----- RECORDS FOR THE TASK -----

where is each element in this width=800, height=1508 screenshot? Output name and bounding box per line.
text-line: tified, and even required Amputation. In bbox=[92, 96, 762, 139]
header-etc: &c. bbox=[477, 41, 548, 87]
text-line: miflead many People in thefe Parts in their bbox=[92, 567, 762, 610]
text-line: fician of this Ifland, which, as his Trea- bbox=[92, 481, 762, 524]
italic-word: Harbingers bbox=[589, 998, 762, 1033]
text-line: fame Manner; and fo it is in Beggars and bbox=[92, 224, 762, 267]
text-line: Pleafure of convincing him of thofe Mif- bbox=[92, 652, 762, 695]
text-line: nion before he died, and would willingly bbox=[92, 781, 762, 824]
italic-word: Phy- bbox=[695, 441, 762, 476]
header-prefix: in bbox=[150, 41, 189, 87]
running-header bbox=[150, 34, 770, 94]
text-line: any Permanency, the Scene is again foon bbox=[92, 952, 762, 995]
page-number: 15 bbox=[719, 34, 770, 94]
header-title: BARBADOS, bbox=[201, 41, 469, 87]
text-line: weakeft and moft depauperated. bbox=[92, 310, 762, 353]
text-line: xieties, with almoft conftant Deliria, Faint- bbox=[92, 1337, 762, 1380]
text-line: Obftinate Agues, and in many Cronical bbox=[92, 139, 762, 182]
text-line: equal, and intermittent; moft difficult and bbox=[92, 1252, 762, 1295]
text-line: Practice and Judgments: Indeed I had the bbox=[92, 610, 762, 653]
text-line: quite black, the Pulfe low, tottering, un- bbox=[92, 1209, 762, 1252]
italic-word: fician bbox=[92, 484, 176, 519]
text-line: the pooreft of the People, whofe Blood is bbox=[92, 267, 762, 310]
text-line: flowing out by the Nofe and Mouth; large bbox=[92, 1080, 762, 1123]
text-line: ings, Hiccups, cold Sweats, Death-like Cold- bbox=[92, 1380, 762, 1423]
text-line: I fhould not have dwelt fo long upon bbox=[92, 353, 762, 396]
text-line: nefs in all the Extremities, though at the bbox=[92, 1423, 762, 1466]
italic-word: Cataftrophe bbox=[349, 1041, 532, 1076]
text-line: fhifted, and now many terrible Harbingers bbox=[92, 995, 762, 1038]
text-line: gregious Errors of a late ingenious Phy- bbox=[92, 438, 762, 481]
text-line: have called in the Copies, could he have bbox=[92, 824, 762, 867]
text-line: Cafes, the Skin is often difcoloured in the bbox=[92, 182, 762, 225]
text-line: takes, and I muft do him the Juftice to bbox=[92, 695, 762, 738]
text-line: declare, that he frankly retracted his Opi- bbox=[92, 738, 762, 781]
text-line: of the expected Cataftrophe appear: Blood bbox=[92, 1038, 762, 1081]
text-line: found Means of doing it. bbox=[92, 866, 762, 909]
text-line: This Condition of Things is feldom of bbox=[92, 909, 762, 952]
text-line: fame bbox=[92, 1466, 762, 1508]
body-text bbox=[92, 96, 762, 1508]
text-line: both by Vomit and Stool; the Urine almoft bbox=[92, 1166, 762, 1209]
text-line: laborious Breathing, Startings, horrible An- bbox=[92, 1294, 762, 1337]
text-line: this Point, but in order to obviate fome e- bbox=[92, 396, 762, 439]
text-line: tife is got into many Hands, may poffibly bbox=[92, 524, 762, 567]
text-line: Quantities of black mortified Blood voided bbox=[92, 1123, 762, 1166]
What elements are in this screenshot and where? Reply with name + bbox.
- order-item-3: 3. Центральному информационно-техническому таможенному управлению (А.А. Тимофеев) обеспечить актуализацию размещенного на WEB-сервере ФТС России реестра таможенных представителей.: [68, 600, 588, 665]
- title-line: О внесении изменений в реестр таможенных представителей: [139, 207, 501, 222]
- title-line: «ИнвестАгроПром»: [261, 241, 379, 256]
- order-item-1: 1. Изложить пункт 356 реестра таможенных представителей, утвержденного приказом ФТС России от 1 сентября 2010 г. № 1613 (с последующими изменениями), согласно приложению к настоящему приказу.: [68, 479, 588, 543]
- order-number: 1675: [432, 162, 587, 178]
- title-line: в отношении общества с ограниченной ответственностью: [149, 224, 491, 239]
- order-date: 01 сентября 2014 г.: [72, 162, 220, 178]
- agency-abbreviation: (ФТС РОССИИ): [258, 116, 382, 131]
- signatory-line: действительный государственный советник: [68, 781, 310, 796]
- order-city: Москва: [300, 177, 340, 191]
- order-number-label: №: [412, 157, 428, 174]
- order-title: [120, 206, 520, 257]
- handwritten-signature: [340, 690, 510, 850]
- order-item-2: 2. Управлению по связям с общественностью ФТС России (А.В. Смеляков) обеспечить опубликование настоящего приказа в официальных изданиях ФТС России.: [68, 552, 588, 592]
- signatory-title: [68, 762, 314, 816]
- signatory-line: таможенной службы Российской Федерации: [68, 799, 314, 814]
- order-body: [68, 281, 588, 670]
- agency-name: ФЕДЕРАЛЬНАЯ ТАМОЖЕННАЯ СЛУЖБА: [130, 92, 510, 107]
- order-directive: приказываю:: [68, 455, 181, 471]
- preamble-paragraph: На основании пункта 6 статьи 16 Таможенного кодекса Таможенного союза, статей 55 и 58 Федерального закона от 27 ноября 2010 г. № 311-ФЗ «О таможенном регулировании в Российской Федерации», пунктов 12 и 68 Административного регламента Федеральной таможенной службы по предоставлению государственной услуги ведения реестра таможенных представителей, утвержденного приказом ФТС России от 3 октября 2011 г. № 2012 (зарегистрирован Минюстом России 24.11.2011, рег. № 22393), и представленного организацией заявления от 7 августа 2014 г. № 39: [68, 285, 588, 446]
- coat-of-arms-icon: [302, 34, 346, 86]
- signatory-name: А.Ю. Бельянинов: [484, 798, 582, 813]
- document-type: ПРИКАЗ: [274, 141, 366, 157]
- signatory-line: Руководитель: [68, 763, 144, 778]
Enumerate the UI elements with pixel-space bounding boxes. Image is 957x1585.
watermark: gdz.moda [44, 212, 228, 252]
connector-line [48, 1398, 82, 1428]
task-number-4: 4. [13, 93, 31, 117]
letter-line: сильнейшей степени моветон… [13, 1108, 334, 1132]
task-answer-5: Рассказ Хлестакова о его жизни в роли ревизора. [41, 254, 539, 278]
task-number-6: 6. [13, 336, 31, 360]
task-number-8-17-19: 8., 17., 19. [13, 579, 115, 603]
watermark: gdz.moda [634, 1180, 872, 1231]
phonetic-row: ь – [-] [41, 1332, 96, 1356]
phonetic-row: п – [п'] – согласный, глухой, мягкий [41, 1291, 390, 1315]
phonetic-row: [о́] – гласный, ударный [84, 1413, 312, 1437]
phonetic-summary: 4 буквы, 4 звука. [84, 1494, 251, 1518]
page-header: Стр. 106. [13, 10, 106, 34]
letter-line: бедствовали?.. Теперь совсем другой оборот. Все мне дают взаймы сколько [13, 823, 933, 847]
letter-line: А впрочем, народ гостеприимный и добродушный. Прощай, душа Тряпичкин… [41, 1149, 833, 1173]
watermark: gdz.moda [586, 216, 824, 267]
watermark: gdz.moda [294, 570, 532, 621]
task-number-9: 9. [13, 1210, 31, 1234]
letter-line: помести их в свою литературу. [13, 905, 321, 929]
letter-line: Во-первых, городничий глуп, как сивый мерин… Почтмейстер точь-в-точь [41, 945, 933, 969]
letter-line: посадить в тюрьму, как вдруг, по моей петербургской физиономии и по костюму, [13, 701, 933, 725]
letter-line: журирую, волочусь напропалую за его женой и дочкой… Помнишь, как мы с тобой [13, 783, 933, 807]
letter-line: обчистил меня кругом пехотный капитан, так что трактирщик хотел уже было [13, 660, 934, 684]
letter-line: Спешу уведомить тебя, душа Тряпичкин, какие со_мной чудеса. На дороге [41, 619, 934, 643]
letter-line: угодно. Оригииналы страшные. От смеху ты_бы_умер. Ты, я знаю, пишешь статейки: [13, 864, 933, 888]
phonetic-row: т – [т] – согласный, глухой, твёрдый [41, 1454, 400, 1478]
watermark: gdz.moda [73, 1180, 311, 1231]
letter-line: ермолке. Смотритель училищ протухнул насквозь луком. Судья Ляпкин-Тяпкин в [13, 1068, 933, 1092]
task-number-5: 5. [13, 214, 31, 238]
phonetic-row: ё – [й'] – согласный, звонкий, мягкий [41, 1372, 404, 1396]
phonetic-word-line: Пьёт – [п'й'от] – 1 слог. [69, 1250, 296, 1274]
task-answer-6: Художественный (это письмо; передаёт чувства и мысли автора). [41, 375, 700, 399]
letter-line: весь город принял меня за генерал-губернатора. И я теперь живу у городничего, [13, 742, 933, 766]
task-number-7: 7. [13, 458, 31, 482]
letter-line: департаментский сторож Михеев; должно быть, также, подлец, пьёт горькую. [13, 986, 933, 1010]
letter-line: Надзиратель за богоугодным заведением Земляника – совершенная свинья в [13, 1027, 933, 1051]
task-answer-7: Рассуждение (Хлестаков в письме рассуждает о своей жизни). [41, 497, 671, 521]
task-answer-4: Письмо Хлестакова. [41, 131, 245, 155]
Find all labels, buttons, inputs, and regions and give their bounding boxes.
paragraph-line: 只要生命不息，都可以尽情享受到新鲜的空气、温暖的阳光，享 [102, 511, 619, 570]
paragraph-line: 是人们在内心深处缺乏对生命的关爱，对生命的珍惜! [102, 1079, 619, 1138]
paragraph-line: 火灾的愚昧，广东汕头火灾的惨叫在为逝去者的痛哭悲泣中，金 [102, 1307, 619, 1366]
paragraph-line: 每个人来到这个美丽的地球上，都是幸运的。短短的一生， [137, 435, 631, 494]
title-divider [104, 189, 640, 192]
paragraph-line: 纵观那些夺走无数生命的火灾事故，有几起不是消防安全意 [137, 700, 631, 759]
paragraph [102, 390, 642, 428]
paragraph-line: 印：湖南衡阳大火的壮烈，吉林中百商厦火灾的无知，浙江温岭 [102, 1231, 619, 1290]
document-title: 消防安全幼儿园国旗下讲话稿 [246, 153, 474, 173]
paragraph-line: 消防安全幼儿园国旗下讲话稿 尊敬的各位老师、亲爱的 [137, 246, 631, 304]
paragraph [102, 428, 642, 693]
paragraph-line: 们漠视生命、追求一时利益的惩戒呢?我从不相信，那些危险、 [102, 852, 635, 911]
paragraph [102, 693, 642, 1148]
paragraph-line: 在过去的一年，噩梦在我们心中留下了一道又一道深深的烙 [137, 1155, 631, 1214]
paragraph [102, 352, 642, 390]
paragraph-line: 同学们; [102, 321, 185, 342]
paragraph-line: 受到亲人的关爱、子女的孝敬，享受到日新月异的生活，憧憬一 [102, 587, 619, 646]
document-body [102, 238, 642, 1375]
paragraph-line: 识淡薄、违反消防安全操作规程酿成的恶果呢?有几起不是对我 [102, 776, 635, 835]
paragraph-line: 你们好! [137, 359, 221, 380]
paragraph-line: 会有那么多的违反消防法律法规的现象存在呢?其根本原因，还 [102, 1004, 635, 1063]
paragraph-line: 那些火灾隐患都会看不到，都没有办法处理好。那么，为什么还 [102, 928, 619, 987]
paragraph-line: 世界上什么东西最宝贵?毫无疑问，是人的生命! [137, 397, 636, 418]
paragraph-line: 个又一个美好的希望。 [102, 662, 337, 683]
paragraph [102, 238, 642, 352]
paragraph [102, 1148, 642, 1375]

-----

## TASK GOAL:
Update the stretch from the start of the records through the line containing "text-line: Pleafure of", replacing "Harbingers" with "Heralds" and leaving everything else unchanged. Give only those lines.

## PROBLEM SOLUTION:
where is each element in this width=800, height=1508 screenshot? Output name and bounding box per line.
text-line: tified, and even required Amputation. In bbox=[92, 96, 762, 139]
header-etc: &c. bbox=[477, 41, 548, 87]
text-line: miflead many People in thefe Parts in their bbox=[92, 567, 762, 610]
text-line: fician of this Ifland, which, as his Trea- bbox=[92, 481, 762, 524]
italic-word: Heralds bbox=[589, 998, 762, 1033]
text-line: fame Manner; and fo it is in Beggars and bbox=[92, 224, 762, 267]
text-line: Pleafure of convincing him of thofe Mif- bbox=[92, 652, 762, 695]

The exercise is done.